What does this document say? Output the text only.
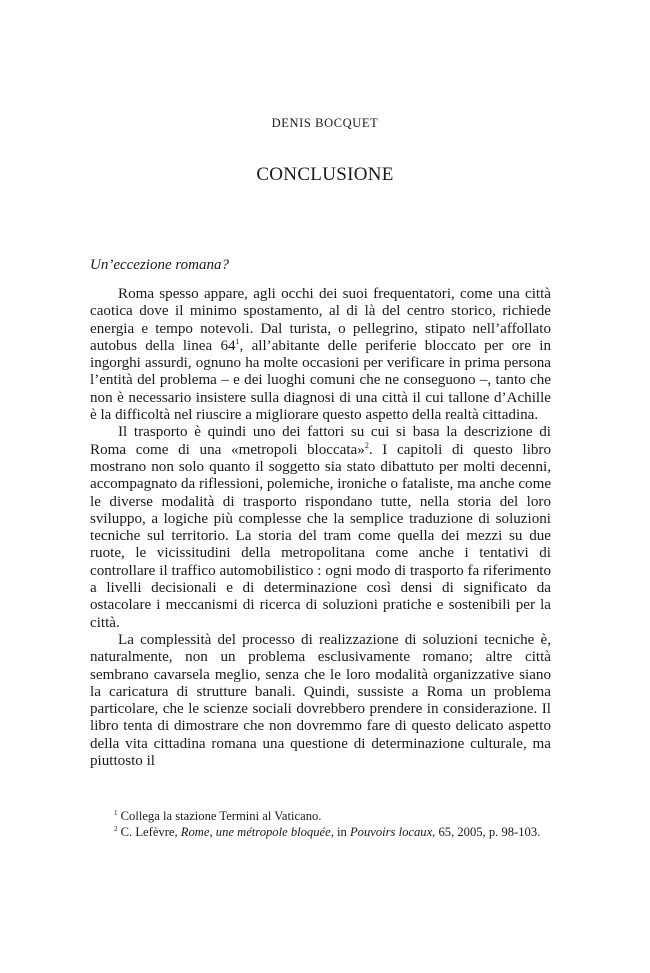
DENIS BOCQUET
CONCLUSIONE
Un’eccezione romana?

Roma spesso appare, agli occhi dei suoi frequentatori, come una città caotica dove il minimo spostamento, al di là del centro storico, richiede energia e tempo notevoli. Dal turista, o pellegrino, stipato nell’affollato autobus della linea $64^1$, all’abitante delle periferie bloccato per ore in ingorghi assurdi, ognuno ha molte occasioni per verificare in prima persona l’entità del problema – e dei luoghi comuni che ne conseguono –, tanto che non è necessario insistere sulla diagnosi di una città il cui tallone d’Achille è la difficoltà nel riuscire a migliorare questo aspetto della realtà cittadina.

Il trasporto è quindi uno dei fattori su cui si basa la descrizione di Roma come di una «metropoli bloccata»$^2$. I capitoli di questo libro mostrano non solo quanto il soggetto sia stato dibattuto per molti decenni, accompagnato da riflessioni, polemiche, ironiche o fataliste, ma anche come le diverse modalità di trasporto rispondano tutte, nella storia del loro sviluppo, a logiche più complesse che la semplice traduzione di soluzioni tecniche sul territorio. La storia del tram come quella dei mezzi su due ruote, le vicissitudini della metropolitana come anche i tentativi di controllare il traffico automobilistico : ogni modo di trasporto fa riferimento a livelli decisionali e di determinazione così densi di significato da ostacolare i meccanismi di ricerca di soluzioni pratiche e sostenibili per la città.

La complessità del processo di realizzazione di soluzioni tecniche è, naturalmente, non un problema esclusivamente romano; altre città sembrano cavarsela meglio, senza che le loro modalità organizzative siano la caricatura di strutture banali. Quindi, sussiste a Roma un problema particolare, che le scienze sociali dovrebbero prendere in considerazione. Il libro tenta di dimostrare che non dovremmo fare di questo delicato aspetto della vita cittadina romana una questione di determinazione culturale, ma piuttosto il

$^1$ Collega la stazione Termini al Vaticano.

$^2$ C. Lefèvre, Rome, une métropole bloquée, in Pouvoirs locaux, 65, 2005, p. 98-103.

## Exercise requirements
Without the pictures, output the full listing exactly as it stands.

## Task answer
What does this document say? Output the text only.
DENIS BOCQUET
CONCLUSIONE
Un’eccezione romana?

Roma spesso appare, agli occhi dei suoi frequentatori, come una città caotica dove il minimo spostamento, al di là del centro storico, richiede energia e tempo notevoli. Dal turista, o pellegrino, stipato nell’affollato autobus della linea $64^1$, all’abitante delle periferie bloccato per ore in ingorghi assurdi, ognuno ha molte occasioni per verificare in prima persona l’entità del problema – e dei luoghi comuni che ne conseguono –, tanto che non è necessario insistere sulla diagnosi di una città il cui tallone d’Achille è la difficoltà nel riuscire a migliorare questo aspetto della realtà cittadina.

Il trasporto è quindi uno dei fattori su cui si basa la descrizione di Roma come di una «metropoli bloccata»$^2$. I capitoli di questo libro mostrano non solo quanto il soggetto sia stato dibattuto per molti decenni, accompagnato da riflessioni, polemiche, ironiche o fataliste, ma anche come le diverse modalità di trasporto rispondano tutte, nella storia del loro sviluppo, a logiche più complesse che la semplice traduzione di soluzioni tecniche sul territorio. La storia del tram come quella dei mezzi su due ruote, le vicissitudini della metropolitana come anche i tentativi di controllare il traffico automobilistico : ogni modo di trasporto fa riferimento a livelli decisionali e di determinazione così densi di significato da ostacolare i meccanismi di ricerca di soluzioni pratiche e sostenibili per la città.

La complessità del processo di realizzazione di soluzioni tecniche è, naturalmente, non un problema esclusivamente romano; altre città sembrano cavarsela meglio, senza che le loro modalità organizzative siano la caricatura di strutture banali. Quindi, sussiste a Roma un problema particolare, che le scienze sociali dovrebbero prendere in considerazione. Il libro tenta di dimostrare che non dovremmo fare di questo delicato aspetto della vita cittadina romana una questione di determinazione culturale, ma piuttosto il

$^1$ Collega la stazione Termini al Vaticano.

$^2$ C. Lefèvre, Rome, une métropole bloquée, in Pouvoirs locaux, 65, 2005, p. 98-103.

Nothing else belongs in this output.